Begin Material provided

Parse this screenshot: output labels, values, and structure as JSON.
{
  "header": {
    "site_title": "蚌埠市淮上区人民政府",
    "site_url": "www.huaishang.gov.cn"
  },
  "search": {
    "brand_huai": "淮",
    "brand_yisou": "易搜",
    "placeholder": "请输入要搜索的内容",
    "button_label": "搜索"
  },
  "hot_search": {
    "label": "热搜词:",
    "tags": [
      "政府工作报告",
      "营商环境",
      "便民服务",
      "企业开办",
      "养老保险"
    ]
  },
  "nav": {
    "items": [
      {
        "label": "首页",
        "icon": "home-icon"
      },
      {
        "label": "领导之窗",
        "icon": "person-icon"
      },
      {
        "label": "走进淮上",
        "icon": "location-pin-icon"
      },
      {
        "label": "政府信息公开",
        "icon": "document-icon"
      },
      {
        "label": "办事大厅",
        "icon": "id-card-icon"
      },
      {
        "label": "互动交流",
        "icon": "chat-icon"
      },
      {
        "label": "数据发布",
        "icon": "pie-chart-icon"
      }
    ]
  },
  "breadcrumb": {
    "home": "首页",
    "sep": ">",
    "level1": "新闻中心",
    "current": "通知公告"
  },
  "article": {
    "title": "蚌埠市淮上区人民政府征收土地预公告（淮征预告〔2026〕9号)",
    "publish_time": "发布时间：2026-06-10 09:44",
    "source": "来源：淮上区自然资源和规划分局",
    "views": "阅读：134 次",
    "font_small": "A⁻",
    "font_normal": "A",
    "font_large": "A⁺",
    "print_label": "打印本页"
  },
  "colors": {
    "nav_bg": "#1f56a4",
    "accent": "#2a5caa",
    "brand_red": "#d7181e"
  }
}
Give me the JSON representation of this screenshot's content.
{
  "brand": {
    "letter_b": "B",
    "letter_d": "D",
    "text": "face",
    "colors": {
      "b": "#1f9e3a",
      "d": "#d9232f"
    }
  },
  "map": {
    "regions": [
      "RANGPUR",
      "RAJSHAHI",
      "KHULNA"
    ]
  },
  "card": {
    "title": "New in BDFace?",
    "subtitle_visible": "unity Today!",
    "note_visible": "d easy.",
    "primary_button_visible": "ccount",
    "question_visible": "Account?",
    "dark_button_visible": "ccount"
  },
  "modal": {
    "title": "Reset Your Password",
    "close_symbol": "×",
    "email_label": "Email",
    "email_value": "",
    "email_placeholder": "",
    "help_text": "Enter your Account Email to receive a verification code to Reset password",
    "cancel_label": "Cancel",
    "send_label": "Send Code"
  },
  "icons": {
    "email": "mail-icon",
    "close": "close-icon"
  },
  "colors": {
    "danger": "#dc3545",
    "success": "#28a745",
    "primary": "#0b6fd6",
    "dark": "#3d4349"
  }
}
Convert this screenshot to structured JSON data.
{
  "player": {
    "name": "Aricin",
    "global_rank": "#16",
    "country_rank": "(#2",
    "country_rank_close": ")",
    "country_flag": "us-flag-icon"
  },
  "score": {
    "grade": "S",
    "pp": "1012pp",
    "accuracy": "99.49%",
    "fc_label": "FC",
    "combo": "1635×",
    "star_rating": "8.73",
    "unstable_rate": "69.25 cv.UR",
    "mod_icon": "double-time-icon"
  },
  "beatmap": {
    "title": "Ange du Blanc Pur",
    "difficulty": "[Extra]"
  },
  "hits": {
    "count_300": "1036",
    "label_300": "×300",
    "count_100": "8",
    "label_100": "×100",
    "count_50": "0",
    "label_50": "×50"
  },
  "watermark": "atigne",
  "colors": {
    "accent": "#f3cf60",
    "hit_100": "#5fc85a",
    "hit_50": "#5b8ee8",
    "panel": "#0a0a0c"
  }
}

End Material provided

* Aim of the exercise
Every record should be given again exactly.

* Answer for this exercise
Parse this screenshot: output labels, values, and structure as JSON.
{
  "header": {
    "site_title": "蚌埠市淮上区人民政府",
    "site_url": "www.huaishang.gov.cn"
  },
  "search": {
    "brand_huai": "淮",
    "brand_yisou": "易搜",
    "placeholder": "请输入要搜索的内容",
    "button_label": "搜索"
  },
  "hot_search": {
    "label": "热搜词:",
    "tags": [
      "政府工作报告",
      "营商环境",
      "便民服务",
      "企业开办",
      "养老保险"
    ]
  },
  "nav": {
    "items": [
      {
        "label": "首页",
        "icon": "home-icon"
      },
      {
        "label": "领导之窗",
        "icon": "person-icon"
      },
      {
        "label": "走进淮上",
        "icon": "location-pin-icon"
      },
      {
        "label": "政府信息公开",
        "icon": "document-icon"
      },
      {
        "label": "办事大厅",
        "icon": "id-card-icon"
      },
      {
        "label": "互动交流",
        "icon": "chat-icon"
      },
      {
        "label": "数据发布",
        "icon": "pie-chart-icon"
      }
    ]
  },
  "breadcrumb": {
    "home": "首页",
    "sep": ">",
    "level1": "新闻中心",
    "current": "通知公告"
  },
  "article": {
    "title": "蚌埠市淮上区人民政府征收土地预公告（淮征预告〔2026〕9号)",
    "publish_time": "发布时间：2026-06-10 09:44",
    "source": "来源：淮上区自然资源和规划分局",
    "views": "阅读：134 次",
    "font_small": "A⁻",
    "font_normal": "A",
    "font_large": "A⁺",
    "print_label": "打印本页"
  },
  "colors": {
    "nav_bg": "#1f56a4",
    "accent": "#2a5caa",
    "brand_red": "#d7181e"
  }
}
Give me the JSON representation of this screenshot's content.
{
  "brand": {
    "letter_b": "B",
    "letter_d": "D",
    "text": "face",
    "colors": {
      "b": "#1f9e3a",
      "d": "#d9232f"
    }
  },
  "map": {
    "regions": [
      "RANGPUR",
      "RAJSHAHI",
      "KHULNA"
    ]
  },
  "card": {
    "title": "New in BDFace?",
    "subtitle_visible": "unity Today!",
    "note_visible": "d easy.",
    "primary_button_visible": "ccount",
    "question_visible": "Account?",
    "dark_button_visible": "ccount"
  },
  "modal": {
    "title": "Reset Your Password",
    "close_symbol": "×",
    "email_label": "Email",
    "email_value": "",
    "email_placeholder": "",
    "help_text": "Enter your Account Email to receive a verification code to Reset password",
    "cancel_label": "Cancel",
    "send_label": "Send Code"
  },
  "icons": {
    "email": "mail-icon",
    "close": "close-icon"
  },
  "colors": {
    "danger": "#dc3545",
    "success": "#28a745",
    "primary": "#0b6fd6",
    "dark": "#3d4349"
  }
}
Convert this screenshot to structured JSON data.
{
  "player": {
    "name": "Aricin",
    "global_rank": "#16",
    "country_rank": "(#2",
    "country_rank_close": ")",
    "country_flag": "us-flag-icon"
  },
  "score": {
    "grade": "S",
    "pp": "1012pp",
    "accuracy": "99.49%",
    "fc_label": "FC",
    "combo": "1635×",
    "star_rating": "8.73",
    "unstable_rate": "69.25 cv.UR",
    "mod_icon": "double-time-icon"
  },
  "beatmap": {
    "title": "Ange du Blanc Pur",
    "difficulty": "[Extra]"
  },
  "hits": {
    "count_300": "1036",
    "label_300": "×300",
    "count_100": "8",
    "label_100": "×100",
    "count_50": "0",
    "label_50": "×50"
  },
  "watermark": "atigne",
  "colors": {
    "accent": "#f3cf60",
    "hit_100": "#5fc85a",
    "hit_50": "#5b8ee8",
    "panel": "#0a0a0c"
  }
}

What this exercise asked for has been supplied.